[start of Provided data]

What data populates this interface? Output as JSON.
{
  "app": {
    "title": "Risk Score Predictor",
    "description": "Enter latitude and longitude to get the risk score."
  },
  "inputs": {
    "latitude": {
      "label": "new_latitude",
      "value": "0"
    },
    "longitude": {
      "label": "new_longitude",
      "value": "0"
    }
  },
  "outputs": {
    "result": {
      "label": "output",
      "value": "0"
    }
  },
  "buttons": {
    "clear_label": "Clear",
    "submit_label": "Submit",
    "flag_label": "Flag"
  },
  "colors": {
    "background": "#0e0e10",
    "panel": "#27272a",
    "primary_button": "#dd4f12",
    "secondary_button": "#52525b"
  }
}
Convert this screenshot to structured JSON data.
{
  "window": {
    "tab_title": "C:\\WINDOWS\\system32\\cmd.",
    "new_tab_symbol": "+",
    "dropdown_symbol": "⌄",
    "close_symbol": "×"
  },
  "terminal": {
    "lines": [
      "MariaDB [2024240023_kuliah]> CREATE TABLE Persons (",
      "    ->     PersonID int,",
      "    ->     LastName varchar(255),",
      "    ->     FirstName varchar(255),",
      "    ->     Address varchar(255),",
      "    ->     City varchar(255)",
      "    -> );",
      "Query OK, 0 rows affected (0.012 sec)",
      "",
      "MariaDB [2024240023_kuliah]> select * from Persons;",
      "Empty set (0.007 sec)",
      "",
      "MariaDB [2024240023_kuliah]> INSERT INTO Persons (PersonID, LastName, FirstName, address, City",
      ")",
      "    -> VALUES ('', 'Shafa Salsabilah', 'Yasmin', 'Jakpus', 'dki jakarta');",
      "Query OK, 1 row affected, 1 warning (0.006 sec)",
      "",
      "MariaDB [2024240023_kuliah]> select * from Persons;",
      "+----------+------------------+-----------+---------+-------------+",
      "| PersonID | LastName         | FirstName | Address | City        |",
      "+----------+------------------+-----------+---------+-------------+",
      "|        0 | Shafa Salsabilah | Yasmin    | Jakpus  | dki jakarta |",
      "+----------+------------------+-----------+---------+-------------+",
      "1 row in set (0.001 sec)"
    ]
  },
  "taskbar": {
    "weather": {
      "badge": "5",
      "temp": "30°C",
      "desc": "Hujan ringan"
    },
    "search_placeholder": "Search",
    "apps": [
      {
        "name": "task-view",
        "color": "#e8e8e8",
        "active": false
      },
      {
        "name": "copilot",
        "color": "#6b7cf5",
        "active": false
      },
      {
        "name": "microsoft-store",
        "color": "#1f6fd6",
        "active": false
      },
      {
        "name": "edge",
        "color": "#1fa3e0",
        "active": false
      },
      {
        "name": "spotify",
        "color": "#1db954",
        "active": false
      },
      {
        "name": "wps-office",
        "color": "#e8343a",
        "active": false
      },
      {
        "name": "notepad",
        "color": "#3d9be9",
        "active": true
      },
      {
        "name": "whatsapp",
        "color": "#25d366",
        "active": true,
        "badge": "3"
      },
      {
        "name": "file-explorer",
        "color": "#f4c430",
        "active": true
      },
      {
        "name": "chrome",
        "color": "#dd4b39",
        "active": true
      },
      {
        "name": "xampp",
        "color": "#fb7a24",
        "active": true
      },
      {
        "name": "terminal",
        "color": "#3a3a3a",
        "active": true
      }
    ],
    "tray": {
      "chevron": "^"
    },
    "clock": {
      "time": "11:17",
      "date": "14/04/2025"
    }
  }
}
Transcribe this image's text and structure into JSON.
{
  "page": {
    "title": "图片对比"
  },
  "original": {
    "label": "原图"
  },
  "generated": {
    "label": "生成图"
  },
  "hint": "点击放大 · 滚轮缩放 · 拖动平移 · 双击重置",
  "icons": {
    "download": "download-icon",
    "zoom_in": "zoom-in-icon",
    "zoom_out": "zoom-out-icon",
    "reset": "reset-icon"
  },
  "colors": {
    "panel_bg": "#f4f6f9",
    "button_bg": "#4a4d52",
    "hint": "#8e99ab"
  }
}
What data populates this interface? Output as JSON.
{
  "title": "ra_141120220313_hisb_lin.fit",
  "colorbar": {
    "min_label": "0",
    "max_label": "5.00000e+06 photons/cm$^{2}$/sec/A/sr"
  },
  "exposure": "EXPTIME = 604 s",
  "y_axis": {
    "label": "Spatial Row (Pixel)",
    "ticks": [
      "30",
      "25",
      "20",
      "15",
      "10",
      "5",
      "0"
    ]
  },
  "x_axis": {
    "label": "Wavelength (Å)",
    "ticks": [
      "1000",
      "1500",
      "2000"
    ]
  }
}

[end of Provided data]

- _Instruction_: Identify all lines where the word "Persons" shows up. Copy them.

- _Answer to the exercise_:
      "MariaDB [2024240023_kuliah]> CREATE TABLE Persons (",
      "MariaDB [2024240023_kuliah]> select * from Persons;",
      "MariaDB [2024240023_kuliah]> INSERT INTO Persons (PersonID, LastName, FirstName, address, City",
      "MariaDB [2024240023_kuliah]> select * from Persons;",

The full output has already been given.